● What the task requires: Count how many lines hold the word "likes" and give that number as the whole answer.

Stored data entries
************
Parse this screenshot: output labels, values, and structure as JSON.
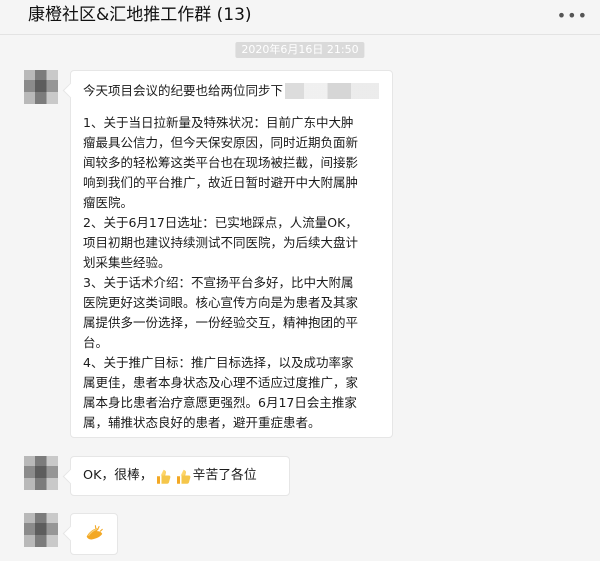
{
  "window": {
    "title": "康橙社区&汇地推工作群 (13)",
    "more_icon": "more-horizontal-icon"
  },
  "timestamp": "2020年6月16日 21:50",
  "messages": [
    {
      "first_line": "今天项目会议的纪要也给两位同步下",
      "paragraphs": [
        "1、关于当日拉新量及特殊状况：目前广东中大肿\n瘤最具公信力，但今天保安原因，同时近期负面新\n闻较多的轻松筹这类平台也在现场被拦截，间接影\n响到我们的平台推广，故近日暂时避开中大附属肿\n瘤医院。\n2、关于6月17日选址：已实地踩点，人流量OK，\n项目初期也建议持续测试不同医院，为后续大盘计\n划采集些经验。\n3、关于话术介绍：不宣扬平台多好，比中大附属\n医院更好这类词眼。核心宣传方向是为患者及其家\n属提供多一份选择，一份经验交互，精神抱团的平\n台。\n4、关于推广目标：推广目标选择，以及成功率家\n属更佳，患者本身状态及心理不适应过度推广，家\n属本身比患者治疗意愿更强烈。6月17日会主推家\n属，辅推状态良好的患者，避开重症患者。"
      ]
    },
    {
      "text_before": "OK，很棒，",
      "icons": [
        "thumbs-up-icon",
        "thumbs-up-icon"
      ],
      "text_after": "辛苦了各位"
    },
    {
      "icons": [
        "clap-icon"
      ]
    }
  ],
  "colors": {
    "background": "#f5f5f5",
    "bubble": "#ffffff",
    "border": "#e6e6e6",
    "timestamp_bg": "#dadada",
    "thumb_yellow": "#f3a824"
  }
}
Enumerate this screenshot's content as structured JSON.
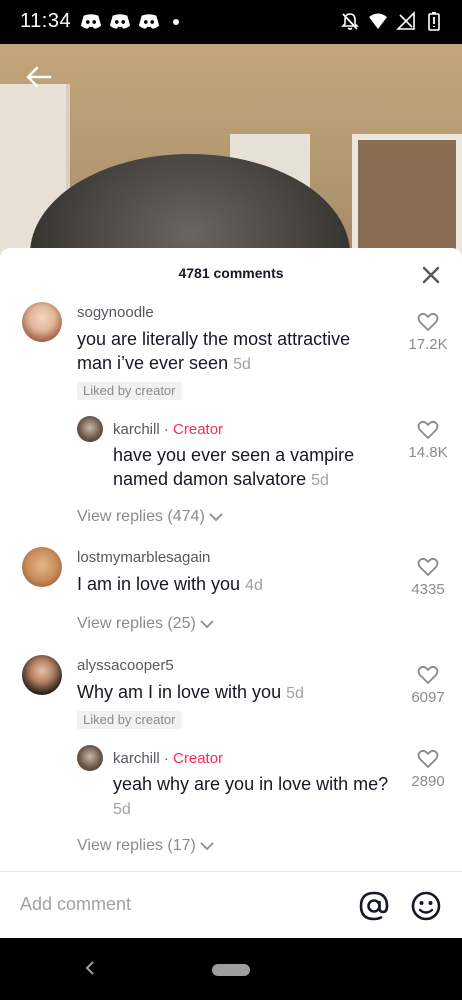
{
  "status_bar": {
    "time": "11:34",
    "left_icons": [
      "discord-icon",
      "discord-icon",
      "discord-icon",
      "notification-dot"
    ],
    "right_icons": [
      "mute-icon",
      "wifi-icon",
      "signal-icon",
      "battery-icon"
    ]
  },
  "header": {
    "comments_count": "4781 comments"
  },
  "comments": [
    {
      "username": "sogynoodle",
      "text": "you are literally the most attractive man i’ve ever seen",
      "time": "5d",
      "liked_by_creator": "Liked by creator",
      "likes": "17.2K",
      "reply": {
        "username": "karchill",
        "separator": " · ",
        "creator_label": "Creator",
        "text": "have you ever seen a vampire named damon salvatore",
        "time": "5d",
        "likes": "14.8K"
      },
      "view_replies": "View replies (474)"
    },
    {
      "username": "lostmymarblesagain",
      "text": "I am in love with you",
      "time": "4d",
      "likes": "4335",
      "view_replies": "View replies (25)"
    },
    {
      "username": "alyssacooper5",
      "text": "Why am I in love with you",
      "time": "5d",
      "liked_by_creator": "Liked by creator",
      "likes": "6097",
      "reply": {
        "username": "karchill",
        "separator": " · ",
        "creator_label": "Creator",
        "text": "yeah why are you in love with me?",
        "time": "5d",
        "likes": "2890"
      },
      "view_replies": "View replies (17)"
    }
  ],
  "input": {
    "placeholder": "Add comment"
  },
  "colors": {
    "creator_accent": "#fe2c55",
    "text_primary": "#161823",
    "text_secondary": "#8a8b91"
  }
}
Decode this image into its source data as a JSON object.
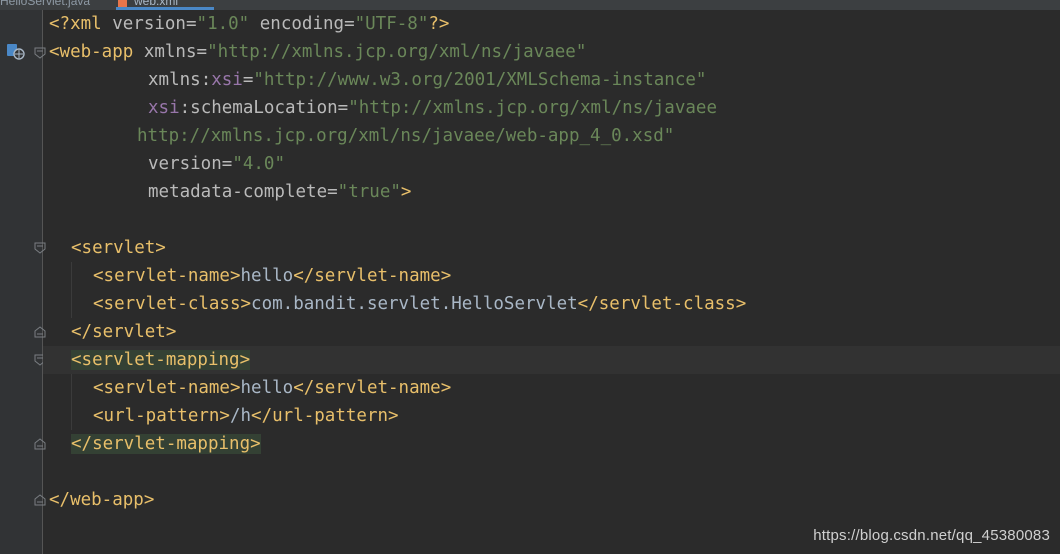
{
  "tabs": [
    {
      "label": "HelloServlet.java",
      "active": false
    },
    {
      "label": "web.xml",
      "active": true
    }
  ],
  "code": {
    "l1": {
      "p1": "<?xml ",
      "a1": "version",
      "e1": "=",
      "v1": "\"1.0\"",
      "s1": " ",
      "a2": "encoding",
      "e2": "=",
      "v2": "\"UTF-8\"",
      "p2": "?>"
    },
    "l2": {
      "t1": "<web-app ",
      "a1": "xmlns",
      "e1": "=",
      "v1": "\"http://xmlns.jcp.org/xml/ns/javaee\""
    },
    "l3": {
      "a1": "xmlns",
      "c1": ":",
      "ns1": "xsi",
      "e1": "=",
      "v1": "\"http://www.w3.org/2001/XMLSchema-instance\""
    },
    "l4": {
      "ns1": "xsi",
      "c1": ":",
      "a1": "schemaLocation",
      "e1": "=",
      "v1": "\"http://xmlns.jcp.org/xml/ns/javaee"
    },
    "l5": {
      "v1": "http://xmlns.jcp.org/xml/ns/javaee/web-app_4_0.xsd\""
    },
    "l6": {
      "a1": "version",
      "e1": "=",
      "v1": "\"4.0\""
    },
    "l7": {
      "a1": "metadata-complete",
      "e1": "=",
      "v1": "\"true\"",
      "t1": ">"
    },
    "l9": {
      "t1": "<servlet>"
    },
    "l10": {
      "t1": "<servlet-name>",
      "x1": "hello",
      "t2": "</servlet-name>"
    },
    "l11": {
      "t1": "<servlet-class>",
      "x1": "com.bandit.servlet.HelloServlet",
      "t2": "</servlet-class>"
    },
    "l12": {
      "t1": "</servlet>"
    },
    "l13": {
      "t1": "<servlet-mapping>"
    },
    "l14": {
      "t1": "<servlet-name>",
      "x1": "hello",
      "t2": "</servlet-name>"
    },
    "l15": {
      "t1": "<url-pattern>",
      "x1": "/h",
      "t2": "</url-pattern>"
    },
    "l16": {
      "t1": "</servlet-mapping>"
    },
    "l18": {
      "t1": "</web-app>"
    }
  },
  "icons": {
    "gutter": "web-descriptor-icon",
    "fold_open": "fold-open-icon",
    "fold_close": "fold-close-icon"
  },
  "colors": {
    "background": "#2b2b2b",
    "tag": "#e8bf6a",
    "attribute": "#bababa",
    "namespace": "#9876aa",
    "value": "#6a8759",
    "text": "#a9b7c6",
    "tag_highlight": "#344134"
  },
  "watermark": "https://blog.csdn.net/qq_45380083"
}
************
● Correct output: 5